Report, word for word, every line of the material that contains "made".

++++ SUPPLIED RECORDS ++++

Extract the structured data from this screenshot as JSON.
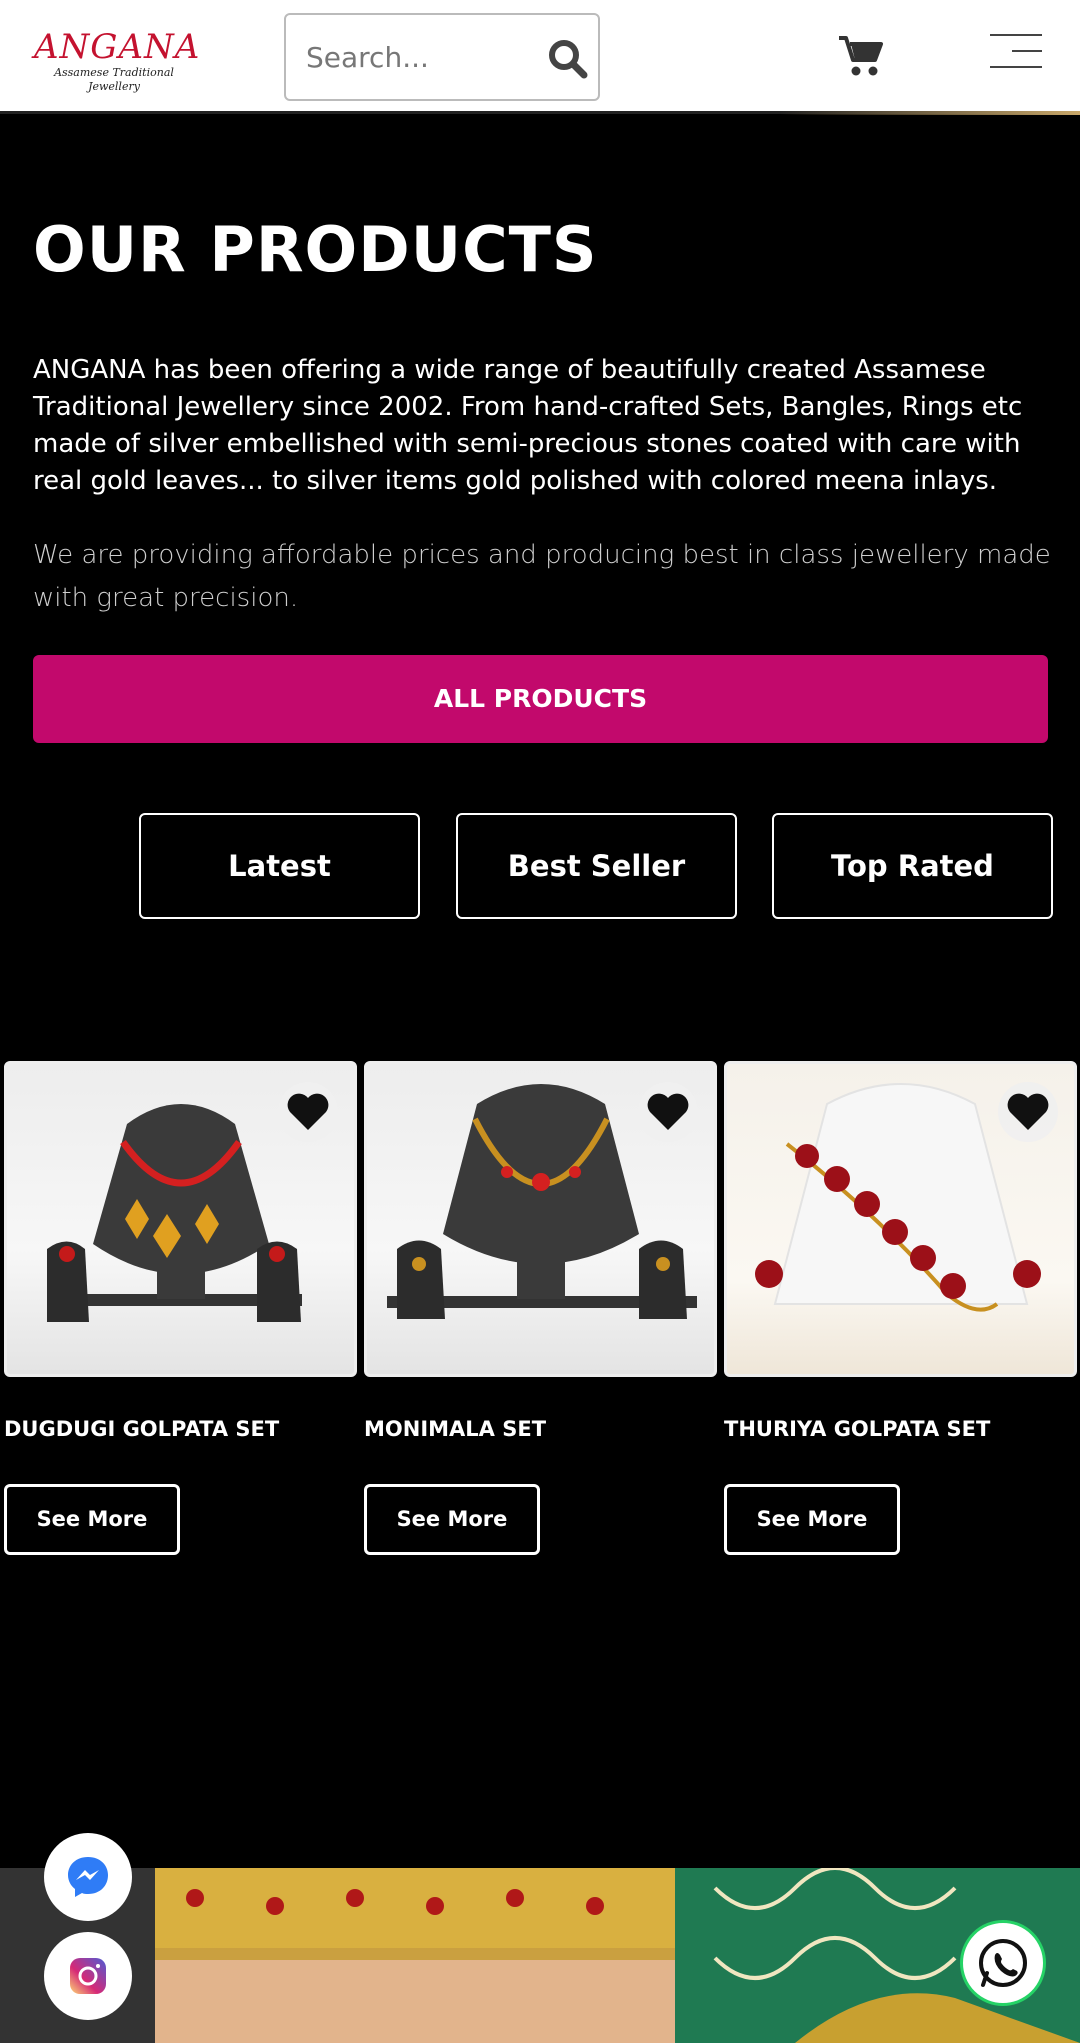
{
  "header": {
    "logo_title": "ANGANA",
    "logo_subtitle": "Assamese Traditional Jewellery",
    "search_placeholder": "Search...",
    "icons": [
      "search-icon",
      "cart-icon",
      "hamburger-menu-icon"
    ]
  },
  "hero": {
    "title": "OUR PRODUCTS",
    "intro": "ANGANA has been offering a wide range of beautifully created Assamese Traditional Jewellery since 2002. From hand-crafted Sets, Bangles, Rings etc made of silver embellished with semi-precious stones coated with care with real gold leaves... to silver items gold polished with colored meena inlays.",
    "intro_2": "We are providing affordable prices and producing best in class jewellery made with great precision.",
    "cta_label": "ALL PRODUCTS",
    "cta_color": "#c2096c"
  },
  "tabs": [
    {
      "label": "Latest"
    },
    {
      "label": "Best Seller"
    },
    {
      "label": "Top Rated"
    }
  ],
  "products": [
    {
      "name": "DUGDUGI GOLPATA SET",
      "button": "See More"
    },
    {
      "name": "MONIMALA SET",
      "button": "See More"
    },
    {
      "name": "THURIYA GOLPATA SET",
      "button": "See More"
    }
  ],
  "floating": [
    "messenger-icon",
    "instagram-icon",
    "whatsapp-icon"
  ]
}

++++

COMPLETE RESPONSE:
    "intro": "ANGANA has been offering a wide range of beautifully created Assamese Traditional Jewellery since 2002. From hand-crafted Sets, Bangles, Rings etc made of silver embellished with semi-precious stones coated with care with real gold leaves... to silver items gold polished with colored meena inlays.",
    "intro_2": "We are providing affordable prices and producing best in class jewellery made with great precision.",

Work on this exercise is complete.